§ **What you will do**: Copy out each line of the listing that has the word "Dajos" in it.

§ **Provided data**:
START
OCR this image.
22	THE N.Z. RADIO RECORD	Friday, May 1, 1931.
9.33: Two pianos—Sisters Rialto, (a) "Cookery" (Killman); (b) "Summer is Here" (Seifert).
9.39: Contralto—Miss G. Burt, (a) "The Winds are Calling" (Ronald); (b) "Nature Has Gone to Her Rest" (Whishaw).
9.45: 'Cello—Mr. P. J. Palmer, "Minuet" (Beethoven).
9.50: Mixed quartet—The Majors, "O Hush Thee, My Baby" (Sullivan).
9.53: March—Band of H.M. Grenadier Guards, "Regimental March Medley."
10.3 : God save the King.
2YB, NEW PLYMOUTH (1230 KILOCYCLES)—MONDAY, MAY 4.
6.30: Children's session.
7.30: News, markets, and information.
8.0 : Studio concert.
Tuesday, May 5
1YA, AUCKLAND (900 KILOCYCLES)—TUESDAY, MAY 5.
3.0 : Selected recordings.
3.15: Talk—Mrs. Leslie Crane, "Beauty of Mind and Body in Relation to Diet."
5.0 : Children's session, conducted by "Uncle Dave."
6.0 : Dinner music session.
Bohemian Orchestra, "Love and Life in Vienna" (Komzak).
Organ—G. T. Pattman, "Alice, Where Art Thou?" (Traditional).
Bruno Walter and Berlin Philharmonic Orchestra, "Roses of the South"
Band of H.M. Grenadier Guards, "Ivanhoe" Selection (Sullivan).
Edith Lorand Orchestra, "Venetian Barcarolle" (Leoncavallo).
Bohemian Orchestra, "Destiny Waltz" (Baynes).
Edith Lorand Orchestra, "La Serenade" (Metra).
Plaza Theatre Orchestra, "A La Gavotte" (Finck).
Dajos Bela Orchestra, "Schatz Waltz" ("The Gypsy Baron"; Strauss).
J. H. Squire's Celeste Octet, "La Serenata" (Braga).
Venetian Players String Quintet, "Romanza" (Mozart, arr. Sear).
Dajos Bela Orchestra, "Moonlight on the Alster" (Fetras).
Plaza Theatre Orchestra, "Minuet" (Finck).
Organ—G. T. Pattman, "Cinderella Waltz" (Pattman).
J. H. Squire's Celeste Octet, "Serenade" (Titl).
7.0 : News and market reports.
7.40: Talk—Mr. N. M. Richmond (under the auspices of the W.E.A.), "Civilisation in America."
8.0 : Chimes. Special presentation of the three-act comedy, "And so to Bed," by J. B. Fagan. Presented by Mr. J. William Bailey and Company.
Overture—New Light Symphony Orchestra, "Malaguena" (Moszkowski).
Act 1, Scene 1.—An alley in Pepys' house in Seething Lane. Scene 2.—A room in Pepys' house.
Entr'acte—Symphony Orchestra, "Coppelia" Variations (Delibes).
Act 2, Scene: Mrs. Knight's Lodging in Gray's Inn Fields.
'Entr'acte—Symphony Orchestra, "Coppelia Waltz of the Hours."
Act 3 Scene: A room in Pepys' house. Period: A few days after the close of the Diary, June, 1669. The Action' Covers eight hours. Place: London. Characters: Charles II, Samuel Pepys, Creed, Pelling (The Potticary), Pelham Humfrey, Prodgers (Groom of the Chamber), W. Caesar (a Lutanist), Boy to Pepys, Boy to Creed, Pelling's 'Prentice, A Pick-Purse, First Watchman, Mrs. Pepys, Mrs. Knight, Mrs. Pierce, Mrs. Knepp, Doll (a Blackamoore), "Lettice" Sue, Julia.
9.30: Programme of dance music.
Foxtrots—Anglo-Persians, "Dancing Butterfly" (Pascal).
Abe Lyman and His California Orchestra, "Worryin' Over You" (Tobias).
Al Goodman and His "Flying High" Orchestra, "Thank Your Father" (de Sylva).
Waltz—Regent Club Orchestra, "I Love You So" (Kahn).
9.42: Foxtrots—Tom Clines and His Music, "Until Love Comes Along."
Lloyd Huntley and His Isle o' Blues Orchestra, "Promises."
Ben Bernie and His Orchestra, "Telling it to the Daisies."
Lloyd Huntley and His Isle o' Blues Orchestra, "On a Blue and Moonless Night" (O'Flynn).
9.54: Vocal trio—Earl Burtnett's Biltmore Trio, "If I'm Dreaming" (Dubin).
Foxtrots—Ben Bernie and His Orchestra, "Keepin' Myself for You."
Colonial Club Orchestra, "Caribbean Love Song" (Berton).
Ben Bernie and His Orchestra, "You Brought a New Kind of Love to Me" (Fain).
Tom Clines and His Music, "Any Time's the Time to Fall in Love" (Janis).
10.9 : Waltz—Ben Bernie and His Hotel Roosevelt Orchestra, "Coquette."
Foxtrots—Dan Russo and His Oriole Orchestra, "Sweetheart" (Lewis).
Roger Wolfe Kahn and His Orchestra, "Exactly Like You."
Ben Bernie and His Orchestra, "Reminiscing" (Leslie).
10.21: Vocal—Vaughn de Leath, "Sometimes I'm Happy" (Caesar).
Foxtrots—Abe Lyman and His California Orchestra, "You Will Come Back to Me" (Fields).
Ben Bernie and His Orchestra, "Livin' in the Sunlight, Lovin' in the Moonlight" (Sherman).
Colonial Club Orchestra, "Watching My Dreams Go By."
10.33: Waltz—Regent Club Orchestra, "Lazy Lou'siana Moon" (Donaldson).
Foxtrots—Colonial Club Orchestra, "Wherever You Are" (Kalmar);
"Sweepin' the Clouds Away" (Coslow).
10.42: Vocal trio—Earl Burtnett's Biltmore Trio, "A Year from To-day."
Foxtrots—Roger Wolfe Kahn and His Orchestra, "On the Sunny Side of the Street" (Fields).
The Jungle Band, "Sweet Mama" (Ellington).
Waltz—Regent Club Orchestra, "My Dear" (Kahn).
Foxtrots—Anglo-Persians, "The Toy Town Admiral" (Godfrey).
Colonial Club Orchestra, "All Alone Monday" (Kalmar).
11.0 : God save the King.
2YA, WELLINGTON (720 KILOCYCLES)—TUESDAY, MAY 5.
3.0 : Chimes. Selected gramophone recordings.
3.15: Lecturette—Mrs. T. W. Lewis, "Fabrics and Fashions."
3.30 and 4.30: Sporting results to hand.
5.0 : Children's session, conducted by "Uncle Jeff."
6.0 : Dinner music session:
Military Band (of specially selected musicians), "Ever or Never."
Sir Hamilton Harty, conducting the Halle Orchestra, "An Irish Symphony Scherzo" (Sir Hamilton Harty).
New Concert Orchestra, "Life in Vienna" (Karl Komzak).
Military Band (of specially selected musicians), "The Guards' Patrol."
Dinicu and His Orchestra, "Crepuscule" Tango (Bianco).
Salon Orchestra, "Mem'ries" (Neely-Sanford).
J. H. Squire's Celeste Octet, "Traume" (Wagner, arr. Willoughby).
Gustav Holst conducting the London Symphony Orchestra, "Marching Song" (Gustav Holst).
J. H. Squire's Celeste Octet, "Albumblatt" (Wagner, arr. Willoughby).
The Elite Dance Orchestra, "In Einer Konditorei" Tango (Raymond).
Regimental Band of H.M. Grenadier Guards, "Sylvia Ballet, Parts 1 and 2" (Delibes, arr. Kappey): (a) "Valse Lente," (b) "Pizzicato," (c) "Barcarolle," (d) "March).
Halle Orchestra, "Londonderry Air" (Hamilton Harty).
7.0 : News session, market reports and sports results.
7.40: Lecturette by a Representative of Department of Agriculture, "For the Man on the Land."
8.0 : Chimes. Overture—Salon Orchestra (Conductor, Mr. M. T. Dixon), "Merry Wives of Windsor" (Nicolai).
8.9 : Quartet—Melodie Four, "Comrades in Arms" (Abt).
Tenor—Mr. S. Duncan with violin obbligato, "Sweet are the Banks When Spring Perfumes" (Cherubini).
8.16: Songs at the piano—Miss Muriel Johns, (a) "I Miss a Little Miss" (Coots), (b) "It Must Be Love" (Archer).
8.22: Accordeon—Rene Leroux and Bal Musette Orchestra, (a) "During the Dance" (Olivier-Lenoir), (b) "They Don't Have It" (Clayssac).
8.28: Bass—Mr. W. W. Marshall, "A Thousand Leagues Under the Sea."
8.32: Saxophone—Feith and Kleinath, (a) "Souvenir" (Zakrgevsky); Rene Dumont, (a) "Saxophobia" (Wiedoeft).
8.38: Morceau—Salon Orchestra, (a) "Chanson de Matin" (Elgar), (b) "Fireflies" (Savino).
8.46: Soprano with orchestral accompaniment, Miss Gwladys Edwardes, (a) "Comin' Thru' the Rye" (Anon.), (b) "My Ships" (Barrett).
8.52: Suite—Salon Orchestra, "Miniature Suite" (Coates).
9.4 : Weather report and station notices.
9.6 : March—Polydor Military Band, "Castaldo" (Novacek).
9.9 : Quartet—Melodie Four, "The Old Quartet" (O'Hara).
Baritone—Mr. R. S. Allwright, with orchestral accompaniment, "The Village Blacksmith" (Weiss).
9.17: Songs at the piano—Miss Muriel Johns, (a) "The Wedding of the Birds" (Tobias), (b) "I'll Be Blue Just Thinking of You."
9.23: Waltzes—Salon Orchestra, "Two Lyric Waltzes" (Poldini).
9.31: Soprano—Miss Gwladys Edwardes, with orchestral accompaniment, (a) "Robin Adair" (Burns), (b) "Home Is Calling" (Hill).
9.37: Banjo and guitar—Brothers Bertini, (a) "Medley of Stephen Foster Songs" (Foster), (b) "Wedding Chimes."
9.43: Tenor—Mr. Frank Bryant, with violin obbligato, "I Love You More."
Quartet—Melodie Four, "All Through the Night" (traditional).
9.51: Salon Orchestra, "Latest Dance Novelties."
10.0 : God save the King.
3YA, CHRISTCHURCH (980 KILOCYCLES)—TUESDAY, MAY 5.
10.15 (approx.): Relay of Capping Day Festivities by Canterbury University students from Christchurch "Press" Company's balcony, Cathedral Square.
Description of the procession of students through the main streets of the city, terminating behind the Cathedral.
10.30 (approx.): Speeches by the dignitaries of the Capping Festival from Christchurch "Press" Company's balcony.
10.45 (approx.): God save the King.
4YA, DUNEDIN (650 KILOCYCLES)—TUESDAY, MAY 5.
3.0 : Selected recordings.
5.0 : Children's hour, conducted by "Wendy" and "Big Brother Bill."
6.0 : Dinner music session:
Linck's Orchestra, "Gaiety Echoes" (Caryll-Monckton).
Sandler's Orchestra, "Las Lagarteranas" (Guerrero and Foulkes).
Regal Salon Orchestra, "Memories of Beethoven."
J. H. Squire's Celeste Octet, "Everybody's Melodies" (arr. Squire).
END
§ **Exercise answer**:
Dajos Bela Orchestra, "Schatz Waltz" ("The Gypsy Baron"; Strauss).
Dajos Bela Orchestra, "Moonlight on the Alster" (Fetras).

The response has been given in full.